Despite being unfit for active military service,
Alfred Hitchcock
was very keen to contribute to the war effort, especially after a snide comment by his former producer
Michael Balcon
about "plump" British directors going to
Hollywood
"while we who are left behind short-handed are trying to harness the films to our great national effort".
Balcon's
target was unmistakable, but
Hitchcock
was restricted by his contract with producer
David O Selznick
and had to remain in California for much of the war.
He managed to help, though, by shooting some footage for the short
Watchtower Over Tomorrow
(US, 1941, d. John Cromwell, Harold Kress), and then by accepting an invitation from the
Ministry of Information
to shoot two propaganda shorts aimed at Resistance fighters.
After tortuous negotiations with
Selznick
,
Hitchcock
flew to England to make
Bon Voyage
and
Aventure Malgache
back-to-back between January and February 1944. The resulting films were all too characteristic of Hitchcock, in other words too suggestive and ambiguous to work as propaganda vehicles, which require a clearly-defined good-versus-evil setting to be truly effective.

Bounding box entries:

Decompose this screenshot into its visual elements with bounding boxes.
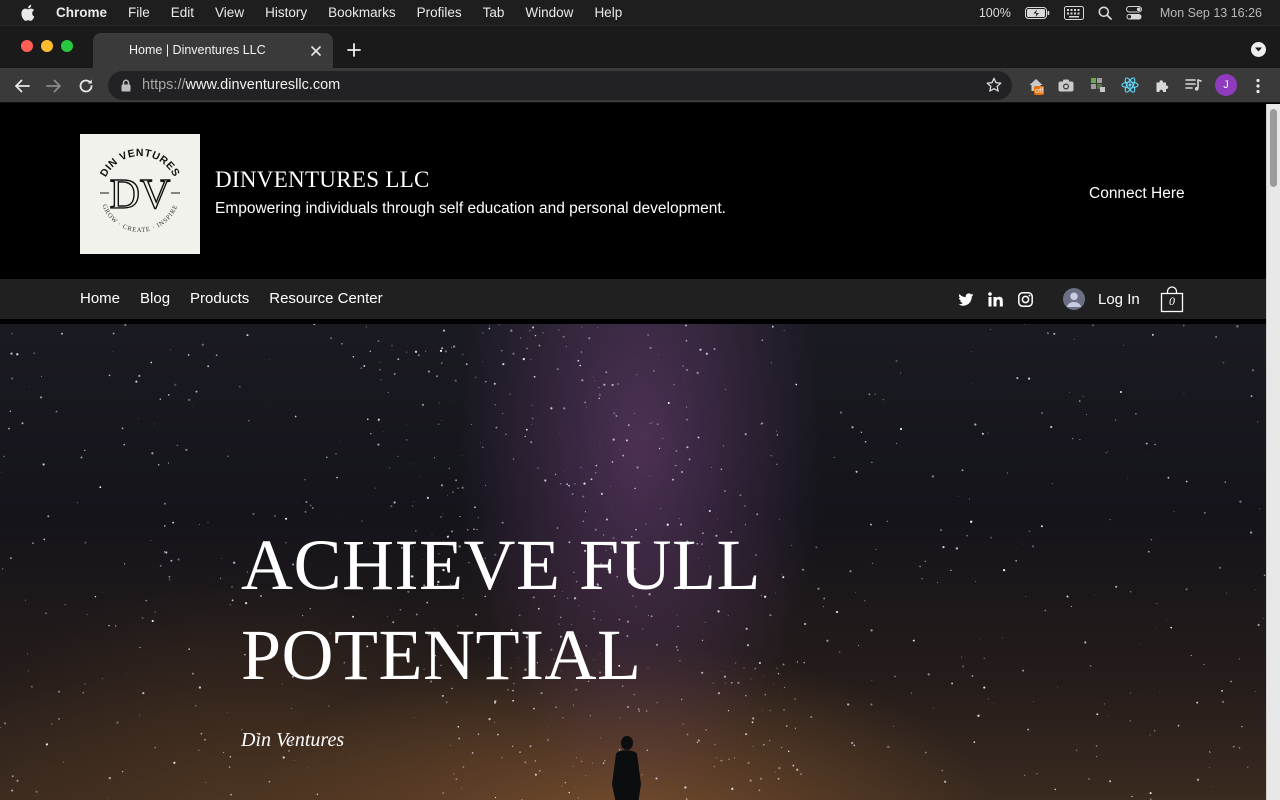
spotlight-search-icon[interactable]	[1098, 6, 1112, 20]
control-center-icon[interactable]	[1125, 5, 1142, 20]
twitter-icon[interactable]	[957, 291, 974, 308]
browser-tab-active[interactable]: Home | Dinventures LLC	[93, 33, 333, 69]
window-controls	[21, 40, 73, 52]
tab-title: Home | Dinventures LLC	[129, 43, 266, 57]
reload-icon[interactable]	[75, 75, 97, 97]
nav-home[interactable]: Home	[80, 290, 120, 307]
site-header: DIN VENTURES GROW · CREATE · INSPIRE DV …	[0, 104, 1266, 279]
extensions-puzzle-icon[interactable]	[1152, 75, 1172, 95]
new-tab-plus-icon[interactable]	[344, 40, 364, 60]
tab-strip: Home | Dinventures LLC	[0, 25, 1280, 69]
url-text[interactable]: https://www.dinventuresllc.com	[142, 77, 340, 93]
zoom-window-button[interactable]	[61, 40, 73, 52]
macos-menu-bar: Chrome File Edit View History Bookmarks …	[0, 0, 1280, 25]
page-scrollbar[interactable]	[1266, 104, 1280, 800]
menu-file[interactable]: File	[128, 5, 150, 20]
site-logo[interactable]: DIN VENTURES GROW · CREATE · INSPIRE DV	[80, 134, 200, 254]
menu-history[interactable]: History	[265, 5, 307, 20]
svg-text:DV: DV	[110, 172, 171, 218]
linkedin-icon[interactable]	[987, 291, 1004, 308]
nav-blog[interactable]: Blog	[140, 290, 170, 307]
menu-clock[interactable]: Mon Sep 13 16:26	[1160, 6, 1262, 20]
minimize-window-button[interactable]	[41, 40, 53, 52]
media-queue-icon[interactable]	[1183, 75, 1203, 95]
close-window-button[interactable]	[21, 40, 33, 52]
menu-tab[interactable]: Tab	[483, 5, 505, 20]
lock-icon[interactable]	[121, 79, 131, 97]
login-label: Log In	[1098, 290, 1140, 308]
extension-home-icon[interactable]: off	[1026, 75, 1046, 95]
hero-banner: ACHIEVE FULL POTENTIAL Din Ventures	[0, 324, 1266, 800]
extension-off-badge: off	[1034, 86, 1045, 95]
menu-edit[interactable]: Edit	[171, 5, 194, 20]
site-nav-bar: Home Blog Products Resource Center Log I…	[0, 279, 1266, 319]
nav-resource-center[interactable]: Resource Center	[269, 290, 382, 307]
nav-products[interactable]: Products	[190, 290, 249, 307]
browser-toolbar: https://www.dinventuresllc.com off J	[0, 68, 1280, 103]
battery-icon[interactable]	[1024, 6, 1050, 19]
menu-profiles[interactable]: Profiles	[417, 5, 462, 20]
tab-close-icon[interactable]	[308, 43, 324, 59]
instagram-icon[interactable]	[1017, 291, 1034, 308]
site-tagline: Empowering individuals through self educ…	[215, 200, 726, 217]
cart-count: 0	[1169, 294, 1175, 308]
bookmark-star-icon[interactable]	[986, 77, 1002, 98]
react-devtools-icon[interactable]	[1120, 75, 1140, 95]
apple-icon[interactable]	[20, 4, 38, 21]
login-button[interactable]: Log In	[1063, 288, 1140, 310]
hero-title-line-2: POTENTIAL	[241, 615, 642, 695]
web-page: DIN VENTURES GROW · CREATE · INSPIRE DV …	[0, 104, 1266, 800]
hero-subtitle: Din Ventures	[241, 729, 345, 751]
profile-avatar[interactable]: J	[1215, 74, 1237, 96]
battery-percent: 100%	[978, 5, 1011, 20]
extension-grid-icon[interactable]	[1088, 75, 1108, 95]
screenshot-camera-icon[interactable]	[1056, 75, 1076, 95]
more-menu-icon[interactable]	[1250, 75, 1266, 97]
menu-view[interactable]: View	[215, 5, 244, 20]
menu-help[interactable]: Help	[594, 5, 622, 20]
user-avatar-icon	[1063, 288, 1085, 310]
menu-bookmarks[interactable]: Bookmarks	[328, 5, 396, 20]
cart-icon[interactable]: 0	[1160, 286, 1184, 313]
connect-here-link[interactable]: Connect Here	[1089, 185, 1185, 203]
person-silhouette	[612, 736, 641, 800]
site-title[interactable]: DINVENTURES LLC	[215, 167, 430, 193]
tab-search-chevron-icon[interactable]	[1251, 42, 1266, 57]
menu-window[interactable]: Window	[525, 5, 573, 20]
back-arrow-icon[interactable]	[11, 75, 33, 97]
hero-title-line-1: ACHIEVE FULL	[241, 525, 761, 605]
address-bar[interactable]: https://www.dinventuresllc.com	[108, 71, 1012, 100]
scrollbar-thumb[interactable]	[1270, 109, 1277, 187]
menu-app-name[interactable]: Chrome	[56, 5, 107, 20]
keyboard-icon[interactable]	[1063, 5, 1084, 20]
hero-title: ACHIEVE FULL POTENTIAL	[241, 520, 861, 700]
forward-arrow-icon[interactable]	[43, 75, 65, 97]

*Written task*
Carry on the passage about Hitchcock's wartime propaganda shorts from its final sentence.

*Exercise output*
As a result,
Aventure Malgache
was never shown at all, while
Bon Voyage
was only given limited screenings in France before being withdrawn. Although
Francois Truffaut
mentioned the films in passing in his seminal 1967 book on
Hitchcock
, they remained unshown until 1993, when they were finally released as a double bill.
Hitchcock's final contribution to the war effort was a 1945 documentary on the concentration camps, provisionally entitled
F3080
. Credited as "treatment advisor",
Hitchcock
supervised the editing of newsreel materials. However, the project was shelved during production, for forty years existing only as 55 minutes of edited footage and a written commentary. In 1985,
Trevor Howard
recorded the commentary and the result was shown on American television as
Memories of the Camps
.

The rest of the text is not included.